Exercise: Among the records below, find each line that includes the string "Empty" and copy it.

Dataset items:
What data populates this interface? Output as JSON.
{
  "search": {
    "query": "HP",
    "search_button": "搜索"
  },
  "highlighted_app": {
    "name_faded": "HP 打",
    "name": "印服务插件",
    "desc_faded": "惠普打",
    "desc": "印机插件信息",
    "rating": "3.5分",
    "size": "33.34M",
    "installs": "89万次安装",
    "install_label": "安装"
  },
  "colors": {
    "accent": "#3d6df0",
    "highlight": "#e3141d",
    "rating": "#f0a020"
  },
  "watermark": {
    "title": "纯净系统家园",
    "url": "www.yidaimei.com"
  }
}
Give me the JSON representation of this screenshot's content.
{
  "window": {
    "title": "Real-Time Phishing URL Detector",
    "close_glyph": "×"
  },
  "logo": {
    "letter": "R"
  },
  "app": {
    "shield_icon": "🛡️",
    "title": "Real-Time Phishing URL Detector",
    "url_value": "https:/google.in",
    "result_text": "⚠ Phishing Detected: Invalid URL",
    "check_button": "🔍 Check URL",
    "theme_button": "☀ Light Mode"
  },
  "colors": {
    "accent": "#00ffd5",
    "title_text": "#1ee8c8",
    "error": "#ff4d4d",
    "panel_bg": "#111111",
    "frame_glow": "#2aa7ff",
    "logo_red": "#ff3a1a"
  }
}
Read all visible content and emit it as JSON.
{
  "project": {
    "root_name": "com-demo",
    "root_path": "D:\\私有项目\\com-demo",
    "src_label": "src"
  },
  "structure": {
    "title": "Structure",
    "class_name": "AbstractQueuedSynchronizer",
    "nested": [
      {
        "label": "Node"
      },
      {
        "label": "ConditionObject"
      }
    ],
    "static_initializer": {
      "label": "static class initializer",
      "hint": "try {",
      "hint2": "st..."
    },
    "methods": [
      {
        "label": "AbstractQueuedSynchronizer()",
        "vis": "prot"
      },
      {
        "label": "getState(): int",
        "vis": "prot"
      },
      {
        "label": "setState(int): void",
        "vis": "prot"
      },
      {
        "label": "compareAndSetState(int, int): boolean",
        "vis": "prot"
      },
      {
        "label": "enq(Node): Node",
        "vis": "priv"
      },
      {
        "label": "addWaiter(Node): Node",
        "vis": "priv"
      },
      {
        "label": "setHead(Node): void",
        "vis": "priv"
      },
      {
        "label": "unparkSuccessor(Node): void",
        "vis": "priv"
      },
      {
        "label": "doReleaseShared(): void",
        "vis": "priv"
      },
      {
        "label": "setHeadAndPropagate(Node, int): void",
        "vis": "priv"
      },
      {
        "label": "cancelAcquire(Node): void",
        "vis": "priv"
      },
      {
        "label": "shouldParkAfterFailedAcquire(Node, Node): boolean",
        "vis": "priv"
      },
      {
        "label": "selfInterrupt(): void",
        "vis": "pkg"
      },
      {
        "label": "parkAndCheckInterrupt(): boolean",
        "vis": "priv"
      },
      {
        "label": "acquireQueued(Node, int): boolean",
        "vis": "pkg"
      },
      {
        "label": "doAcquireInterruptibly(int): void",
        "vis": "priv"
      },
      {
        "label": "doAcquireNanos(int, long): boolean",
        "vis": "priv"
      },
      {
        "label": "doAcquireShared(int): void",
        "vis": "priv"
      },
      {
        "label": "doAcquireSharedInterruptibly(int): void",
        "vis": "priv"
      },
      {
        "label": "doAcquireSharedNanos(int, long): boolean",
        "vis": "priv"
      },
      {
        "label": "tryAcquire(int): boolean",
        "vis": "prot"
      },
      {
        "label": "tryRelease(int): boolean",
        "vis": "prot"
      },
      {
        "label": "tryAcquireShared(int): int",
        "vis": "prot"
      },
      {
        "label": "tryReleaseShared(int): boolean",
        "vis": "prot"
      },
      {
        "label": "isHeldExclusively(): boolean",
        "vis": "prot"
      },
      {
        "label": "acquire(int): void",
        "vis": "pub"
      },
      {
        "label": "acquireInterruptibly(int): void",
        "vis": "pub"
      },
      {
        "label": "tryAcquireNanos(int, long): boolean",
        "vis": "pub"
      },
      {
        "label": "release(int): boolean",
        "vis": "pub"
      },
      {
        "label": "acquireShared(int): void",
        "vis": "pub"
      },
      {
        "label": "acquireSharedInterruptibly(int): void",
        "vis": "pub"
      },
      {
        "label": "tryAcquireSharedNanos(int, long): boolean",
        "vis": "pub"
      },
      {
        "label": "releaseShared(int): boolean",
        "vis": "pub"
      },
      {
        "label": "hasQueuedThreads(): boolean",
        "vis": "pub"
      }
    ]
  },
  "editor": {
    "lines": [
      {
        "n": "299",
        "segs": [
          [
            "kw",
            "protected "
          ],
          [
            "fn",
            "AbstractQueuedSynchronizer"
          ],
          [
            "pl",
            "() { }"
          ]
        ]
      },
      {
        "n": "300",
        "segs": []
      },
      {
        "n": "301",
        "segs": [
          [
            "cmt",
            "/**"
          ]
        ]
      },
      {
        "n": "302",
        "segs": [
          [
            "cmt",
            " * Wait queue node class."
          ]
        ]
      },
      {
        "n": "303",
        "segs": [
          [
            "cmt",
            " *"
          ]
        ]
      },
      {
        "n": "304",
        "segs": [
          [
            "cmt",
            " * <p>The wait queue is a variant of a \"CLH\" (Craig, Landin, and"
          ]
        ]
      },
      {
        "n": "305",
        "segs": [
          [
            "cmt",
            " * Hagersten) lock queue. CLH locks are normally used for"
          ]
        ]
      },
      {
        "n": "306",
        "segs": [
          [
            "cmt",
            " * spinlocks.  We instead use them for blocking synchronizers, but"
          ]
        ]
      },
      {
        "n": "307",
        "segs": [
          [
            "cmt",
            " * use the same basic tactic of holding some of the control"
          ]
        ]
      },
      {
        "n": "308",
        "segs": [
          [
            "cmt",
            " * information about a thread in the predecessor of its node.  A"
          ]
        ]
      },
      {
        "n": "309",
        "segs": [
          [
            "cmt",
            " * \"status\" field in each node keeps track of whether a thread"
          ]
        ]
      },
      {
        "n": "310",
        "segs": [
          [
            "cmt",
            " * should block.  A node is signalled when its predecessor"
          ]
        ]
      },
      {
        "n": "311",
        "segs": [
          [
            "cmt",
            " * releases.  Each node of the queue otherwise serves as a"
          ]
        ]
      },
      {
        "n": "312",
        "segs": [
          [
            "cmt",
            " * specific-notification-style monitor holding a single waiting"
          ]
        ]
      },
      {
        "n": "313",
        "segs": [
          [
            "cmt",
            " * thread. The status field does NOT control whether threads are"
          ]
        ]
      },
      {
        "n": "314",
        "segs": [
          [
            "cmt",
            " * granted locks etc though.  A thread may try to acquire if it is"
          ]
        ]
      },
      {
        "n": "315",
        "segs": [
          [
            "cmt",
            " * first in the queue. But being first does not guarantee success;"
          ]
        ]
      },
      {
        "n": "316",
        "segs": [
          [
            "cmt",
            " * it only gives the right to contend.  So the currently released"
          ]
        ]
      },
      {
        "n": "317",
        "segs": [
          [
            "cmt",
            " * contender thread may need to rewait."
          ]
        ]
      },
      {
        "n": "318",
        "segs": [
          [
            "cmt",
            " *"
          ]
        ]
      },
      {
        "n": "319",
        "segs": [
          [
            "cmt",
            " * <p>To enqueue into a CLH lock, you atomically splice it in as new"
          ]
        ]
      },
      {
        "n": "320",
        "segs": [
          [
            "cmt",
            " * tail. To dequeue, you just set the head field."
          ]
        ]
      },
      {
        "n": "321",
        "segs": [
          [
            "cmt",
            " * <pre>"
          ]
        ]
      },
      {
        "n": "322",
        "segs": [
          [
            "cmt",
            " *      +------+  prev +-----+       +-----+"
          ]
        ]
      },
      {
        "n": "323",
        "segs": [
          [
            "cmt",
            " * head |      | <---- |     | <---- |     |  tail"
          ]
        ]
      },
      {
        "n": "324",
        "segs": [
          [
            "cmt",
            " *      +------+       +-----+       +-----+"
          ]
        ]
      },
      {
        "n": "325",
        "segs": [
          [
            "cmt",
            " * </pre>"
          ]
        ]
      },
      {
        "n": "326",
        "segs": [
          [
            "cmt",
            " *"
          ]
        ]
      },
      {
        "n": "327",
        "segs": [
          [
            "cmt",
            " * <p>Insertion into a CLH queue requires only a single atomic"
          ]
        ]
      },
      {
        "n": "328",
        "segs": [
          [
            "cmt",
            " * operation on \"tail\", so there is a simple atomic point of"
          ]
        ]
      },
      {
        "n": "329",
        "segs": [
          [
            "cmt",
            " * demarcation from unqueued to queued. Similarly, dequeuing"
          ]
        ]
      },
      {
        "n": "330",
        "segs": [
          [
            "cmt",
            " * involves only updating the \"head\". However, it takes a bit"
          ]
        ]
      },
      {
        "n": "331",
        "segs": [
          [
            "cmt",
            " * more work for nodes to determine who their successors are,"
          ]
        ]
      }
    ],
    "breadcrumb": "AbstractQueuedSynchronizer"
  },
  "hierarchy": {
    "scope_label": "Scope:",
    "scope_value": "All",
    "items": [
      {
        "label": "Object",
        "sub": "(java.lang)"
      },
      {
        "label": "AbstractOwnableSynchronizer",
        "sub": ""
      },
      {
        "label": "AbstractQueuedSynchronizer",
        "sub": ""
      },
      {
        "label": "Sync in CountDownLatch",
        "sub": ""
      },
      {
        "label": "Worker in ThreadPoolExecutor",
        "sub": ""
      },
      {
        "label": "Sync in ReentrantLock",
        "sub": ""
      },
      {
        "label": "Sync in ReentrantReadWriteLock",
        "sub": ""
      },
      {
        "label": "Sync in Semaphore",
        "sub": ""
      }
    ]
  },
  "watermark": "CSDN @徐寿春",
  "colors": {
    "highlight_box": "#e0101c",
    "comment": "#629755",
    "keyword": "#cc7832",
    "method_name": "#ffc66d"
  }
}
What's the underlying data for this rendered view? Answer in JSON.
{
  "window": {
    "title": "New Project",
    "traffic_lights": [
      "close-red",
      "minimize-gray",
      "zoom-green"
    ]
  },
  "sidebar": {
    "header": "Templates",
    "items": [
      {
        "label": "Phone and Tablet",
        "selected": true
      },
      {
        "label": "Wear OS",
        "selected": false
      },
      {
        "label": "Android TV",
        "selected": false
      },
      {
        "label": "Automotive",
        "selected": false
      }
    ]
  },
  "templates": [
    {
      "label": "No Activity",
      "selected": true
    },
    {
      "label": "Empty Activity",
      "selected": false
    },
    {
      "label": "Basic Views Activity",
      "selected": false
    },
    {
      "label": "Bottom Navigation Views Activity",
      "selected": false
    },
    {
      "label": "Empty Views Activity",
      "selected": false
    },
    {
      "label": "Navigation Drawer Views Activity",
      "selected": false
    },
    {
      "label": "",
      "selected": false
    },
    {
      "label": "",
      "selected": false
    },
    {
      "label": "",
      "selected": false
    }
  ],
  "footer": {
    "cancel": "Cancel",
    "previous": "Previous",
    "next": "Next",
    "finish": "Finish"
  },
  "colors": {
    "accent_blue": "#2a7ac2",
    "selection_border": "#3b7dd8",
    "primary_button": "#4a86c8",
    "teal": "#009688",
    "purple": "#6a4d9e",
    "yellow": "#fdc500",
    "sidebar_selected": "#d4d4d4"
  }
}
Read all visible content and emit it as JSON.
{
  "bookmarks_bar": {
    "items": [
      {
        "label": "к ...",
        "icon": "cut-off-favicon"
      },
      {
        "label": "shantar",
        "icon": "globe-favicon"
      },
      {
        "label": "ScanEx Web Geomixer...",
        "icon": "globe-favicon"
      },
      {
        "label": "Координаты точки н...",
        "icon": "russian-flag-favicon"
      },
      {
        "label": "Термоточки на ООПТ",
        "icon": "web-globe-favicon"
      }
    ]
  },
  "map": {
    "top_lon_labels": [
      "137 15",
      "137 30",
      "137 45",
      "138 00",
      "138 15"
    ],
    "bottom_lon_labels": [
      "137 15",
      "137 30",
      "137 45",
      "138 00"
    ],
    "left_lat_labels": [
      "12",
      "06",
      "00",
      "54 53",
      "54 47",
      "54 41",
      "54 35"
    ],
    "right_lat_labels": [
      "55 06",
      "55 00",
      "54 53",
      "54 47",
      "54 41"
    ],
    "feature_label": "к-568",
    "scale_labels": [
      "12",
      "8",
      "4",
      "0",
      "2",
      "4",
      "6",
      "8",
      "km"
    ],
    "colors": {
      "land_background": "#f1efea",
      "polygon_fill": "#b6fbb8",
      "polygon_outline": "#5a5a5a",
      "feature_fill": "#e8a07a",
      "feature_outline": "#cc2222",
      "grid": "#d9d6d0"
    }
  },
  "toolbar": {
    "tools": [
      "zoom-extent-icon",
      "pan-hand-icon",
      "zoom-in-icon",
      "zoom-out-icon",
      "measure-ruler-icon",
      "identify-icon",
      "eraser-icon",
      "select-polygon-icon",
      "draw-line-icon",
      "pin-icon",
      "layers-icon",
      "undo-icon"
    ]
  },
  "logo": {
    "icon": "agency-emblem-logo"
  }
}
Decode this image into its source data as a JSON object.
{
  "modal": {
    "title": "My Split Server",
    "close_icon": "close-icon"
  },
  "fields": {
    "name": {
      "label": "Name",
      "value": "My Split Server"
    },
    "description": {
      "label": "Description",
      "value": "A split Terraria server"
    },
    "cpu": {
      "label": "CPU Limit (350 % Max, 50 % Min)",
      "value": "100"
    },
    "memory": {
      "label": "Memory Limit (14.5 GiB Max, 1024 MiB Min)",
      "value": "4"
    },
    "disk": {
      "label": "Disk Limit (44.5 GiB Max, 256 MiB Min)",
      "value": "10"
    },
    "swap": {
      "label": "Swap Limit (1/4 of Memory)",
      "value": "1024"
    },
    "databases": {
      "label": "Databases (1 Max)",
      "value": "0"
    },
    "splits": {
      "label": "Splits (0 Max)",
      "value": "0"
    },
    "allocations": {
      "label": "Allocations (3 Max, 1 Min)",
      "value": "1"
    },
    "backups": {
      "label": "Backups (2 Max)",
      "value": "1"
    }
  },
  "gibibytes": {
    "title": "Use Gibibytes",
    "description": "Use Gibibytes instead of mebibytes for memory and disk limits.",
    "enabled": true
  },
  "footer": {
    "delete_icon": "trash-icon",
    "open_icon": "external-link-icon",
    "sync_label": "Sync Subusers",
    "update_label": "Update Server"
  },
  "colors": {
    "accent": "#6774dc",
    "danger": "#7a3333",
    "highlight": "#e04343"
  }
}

Answer in full:
      "label": "Empty Activity",
      "label": "Empty Views Activity",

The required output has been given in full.